* _What you need to do_
Find every line in the records that holds the string "text". Copy each one.

* _Data_
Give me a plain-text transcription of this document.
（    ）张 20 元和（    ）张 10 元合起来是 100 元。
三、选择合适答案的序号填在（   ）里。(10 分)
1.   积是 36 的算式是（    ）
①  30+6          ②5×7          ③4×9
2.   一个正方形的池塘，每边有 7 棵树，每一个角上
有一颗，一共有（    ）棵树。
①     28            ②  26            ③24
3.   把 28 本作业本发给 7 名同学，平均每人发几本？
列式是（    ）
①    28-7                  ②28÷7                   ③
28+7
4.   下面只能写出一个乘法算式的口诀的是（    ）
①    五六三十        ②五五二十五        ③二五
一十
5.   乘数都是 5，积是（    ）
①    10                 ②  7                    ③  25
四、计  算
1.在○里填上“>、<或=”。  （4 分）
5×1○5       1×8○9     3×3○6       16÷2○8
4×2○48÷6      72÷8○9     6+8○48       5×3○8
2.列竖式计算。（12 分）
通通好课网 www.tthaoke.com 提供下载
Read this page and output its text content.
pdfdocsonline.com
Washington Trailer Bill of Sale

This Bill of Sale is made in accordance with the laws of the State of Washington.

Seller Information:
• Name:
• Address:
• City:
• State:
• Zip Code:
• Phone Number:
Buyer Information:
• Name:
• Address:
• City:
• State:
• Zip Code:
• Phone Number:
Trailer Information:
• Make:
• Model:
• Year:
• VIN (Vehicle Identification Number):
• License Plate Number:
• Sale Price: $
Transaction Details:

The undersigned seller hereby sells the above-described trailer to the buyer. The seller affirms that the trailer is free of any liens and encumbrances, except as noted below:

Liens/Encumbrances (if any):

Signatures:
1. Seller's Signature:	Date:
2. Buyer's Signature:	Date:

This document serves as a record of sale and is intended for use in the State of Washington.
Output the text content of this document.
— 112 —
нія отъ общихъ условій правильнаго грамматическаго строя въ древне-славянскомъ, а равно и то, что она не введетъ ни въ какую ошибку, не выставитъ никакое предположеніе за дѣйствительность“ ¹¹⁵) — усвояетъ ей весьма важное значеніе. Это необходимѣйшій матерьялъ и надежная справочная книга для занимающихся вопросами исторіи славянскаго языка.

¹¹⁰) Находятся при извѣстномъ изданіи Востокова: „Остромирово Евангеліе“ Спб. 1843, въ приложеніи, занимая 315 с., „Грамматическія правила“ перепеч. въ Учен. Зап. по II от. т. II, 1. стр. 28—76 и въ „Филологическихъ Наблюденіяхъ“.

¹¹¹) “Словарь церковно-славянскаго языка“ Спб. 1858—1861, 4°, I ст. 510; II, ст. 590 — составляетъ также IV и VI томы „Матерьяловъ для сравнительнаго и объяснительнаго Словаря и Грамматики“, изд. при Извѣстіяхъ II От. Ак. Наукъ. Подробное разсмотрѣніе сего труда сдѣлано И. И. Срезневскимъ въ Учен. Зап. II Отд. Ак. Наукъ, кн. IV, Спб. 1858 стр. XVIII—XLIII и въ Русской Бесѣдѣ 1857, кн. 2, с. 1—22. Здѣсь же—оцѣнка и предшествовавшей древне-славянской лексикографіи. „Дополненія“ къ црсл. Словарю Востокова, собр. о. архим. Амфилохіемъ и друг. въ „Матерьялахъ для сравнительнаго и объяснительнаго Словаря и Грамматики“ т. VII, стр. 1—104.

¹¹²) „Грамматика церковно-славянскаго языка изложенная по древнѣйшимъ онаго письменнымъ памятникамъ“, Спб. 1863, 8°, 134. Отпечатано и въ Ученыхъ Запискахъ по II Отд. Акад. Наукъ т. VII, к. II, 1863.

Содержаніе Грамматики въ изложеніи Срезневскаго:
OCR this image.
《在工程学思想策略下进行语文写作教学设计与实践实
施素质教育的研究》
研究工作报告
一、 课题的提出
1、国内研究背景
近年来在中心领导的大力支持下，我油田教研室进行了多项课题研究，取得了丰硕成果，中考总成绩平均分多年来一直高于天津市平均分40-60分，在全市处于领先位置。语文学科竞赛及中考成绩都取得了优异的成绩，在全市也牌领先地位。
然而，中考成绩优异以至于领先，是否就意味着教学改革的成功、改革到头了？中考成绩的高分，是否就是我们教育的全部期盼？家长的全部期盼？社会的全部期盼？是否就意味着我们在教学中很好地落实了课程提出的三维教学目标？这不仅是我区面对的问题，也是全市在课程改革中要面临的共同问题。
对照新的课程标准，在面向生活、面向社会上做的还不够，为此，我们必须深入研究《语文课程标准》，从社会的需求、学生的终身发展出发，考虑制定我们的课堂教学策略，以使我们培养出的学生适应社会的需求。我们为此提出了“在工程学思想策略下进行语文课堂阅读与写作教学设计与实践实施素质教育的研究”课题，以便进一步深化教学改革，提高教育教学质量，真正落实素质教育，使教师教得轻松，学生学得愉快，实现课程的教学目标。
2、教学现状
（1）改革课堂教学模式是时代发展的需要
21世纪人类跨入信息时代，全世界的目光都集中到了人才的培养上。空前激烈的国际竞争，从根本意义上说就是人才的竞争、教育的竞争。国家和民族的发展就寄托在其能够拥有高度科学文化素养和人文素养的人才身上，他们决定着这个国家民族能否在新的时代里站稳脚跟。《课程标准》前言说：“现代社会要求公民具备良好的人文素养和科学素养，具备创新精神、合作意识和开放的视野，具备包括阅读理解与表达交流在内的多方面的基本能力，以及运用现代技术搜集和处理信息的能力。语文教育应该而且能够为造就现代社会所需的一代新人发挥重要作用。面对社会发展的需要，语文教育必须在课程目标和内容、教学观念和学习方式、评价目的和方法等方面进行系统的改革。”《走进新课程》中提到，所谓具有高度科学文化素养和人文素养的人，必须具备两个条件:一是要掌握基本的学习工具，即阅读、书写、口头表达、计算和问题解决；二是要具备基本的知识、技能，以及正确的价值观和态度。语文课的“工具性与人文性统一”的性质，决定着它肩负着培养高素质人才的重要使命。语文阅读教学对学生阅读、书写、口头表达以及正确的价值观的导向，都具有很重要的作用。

* _Worked answer_
Give me a plain-text transcription of this document.
Read this page and output its text content.
Output the text content of this document.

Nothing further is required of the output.